**SET PROBLEM:** Filter the records for lines holding the string "direction".
============
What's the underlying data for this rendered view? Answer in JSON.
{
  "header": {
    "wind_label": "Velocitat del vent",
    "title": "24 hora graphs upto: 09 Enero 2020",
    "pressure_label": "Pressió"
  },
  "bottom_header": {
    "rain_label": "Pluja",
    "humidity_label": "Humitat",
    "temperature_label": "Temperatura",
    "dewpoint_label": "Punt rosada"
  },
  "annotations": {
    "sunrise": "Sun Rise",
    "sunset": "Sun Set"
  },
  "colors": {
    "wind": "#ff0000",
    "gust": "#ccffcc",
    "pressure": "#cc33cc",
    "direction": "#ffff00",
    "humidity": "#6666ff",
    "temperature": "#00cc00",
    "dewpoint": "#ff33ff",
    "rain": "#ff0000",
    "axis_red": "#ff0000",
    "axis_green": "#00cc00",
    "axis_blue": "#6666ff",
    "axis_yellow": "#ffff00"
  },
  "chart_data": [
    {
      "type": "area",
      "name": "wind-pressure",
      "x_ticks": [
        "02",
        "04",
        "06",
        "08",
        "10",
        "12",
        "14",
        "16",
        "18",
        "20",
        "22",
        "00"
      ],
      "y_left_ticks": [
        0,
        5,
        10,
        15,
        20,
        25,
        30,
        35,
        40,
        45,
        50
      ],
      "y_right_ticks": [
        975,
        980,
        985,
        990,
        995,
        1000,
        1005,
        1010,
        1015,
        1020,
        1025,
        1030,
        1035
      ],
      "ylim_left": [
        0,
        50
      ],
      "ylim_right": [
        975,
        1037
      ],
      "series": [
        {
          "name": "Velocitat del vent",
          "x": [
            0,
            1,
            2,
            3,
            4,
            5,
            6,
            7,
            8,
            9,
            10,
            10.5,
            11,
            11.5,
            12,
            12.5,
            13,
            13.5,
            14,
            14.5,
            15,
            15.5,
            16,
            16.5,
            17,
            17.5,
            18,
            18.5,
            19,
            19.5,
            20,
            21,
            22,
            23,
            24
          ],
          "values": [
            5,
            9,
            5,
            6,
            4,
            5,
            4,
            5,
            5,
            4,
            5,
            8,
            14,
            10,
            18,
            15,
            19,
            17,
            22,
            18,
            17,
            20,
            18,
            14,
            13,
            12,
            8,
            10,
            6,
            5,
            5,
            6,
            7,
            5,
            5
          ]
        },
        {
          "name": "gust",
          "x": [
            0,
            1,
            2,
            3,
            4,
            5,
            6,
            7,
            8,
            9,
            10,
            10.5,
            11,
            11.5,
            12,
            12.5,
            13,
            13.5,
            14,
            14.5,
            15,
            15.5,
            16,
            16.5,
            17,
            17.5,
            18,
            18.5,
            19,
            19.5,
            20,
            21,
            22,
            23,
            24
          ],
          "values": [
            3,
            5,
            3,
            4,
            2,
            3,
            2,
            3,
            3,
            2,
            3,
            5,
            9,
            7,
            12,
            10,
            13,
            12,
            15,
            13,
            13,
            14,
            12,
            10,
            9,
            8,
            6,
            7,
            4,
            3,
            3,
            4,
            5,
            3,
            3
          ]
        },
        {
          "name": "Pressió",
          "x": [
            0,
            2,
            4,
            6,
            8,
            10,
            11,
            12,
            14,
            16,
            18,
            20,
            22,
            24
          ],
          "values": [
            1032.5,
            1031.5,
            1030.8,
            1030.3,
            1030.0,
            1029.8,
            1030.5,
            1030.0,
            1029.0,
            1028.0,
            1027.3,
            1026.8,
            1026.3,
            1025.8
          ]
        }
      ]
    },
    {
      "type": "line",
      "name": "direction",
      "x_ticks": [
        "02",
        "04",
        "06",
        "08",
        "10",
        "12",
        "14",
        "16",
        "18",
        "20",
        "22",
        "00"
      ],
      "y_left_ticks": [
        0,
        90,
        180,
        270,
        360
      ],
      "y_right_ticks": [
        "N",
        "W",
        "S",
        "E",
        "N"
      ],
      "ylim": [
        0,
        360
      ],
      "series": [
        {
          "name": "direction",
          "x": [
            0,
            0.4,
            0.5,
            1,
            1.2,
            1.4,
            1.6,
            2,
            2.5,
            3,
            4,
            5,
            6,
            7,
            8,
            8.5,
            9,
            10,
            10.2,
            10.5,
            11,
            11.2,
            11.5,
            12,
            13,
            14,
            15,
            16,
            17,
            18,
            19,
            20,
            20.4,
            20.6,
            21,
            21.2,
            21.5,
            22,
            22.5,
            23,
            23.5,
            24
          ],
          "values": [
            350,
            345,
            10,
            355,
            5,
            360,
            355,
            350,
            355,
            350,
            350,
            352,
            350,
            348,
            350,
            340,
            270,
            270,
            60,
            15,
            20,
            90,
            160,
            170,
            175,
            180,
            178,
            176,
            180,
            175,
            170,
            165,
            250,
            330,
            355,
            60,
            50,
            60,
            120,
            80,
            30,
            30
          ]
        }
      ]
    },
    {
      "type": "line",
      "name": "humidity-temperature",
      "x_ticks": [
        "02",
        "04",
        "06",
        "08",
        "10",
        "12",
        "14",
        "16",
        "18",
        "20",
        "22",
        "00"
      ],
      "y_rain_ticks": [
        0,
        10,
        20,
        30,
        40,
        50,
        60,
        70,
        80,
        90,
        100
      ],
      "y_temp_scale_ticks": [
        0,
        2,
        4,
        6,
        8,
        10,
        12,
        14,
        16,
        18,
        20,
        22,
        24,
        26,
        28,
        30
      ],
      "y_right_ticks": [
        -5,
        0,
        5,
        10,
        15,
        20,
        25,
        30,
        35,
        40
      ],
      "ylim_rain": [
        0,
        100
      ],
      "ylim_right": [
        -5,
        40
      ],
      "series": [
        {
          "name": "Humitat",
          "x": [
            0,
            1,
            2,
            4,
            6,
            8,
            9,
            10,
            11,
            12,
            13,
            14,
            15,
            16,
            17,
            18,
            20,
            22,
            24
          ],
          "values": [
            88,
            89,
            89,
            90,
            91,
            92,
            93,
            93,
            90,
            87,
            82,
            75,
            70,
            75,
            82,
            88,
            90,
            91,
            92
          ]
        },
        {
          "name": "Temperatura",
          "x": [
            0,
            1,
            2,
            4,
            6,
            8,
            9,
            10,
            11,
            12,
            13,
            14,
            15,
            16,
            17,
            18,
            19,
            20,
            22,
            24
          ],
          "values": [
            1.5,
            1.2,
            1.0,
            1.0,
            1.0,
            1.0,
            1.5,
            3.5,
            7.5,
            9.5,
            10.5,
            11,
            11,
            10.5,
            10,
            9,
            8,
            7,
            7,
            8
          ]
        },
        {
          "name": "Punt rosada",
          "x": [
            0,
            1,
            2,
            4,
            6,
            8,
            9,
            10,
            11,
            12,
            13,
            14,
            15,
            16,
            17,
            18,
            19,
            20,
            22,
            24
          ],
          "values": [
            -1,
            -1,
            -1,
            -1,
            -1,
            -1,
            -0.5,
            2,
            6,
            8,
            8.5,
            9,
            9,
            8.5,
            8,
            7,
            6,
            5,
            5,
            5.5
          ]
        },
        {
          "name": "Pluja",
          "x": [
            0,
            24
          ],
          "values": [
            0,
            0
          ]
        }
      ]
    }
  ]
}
============
**OUTPUT OF THE EXERCISE:**
    "direction": "#ffff00",
      "name": "direction",
          "name": "direction",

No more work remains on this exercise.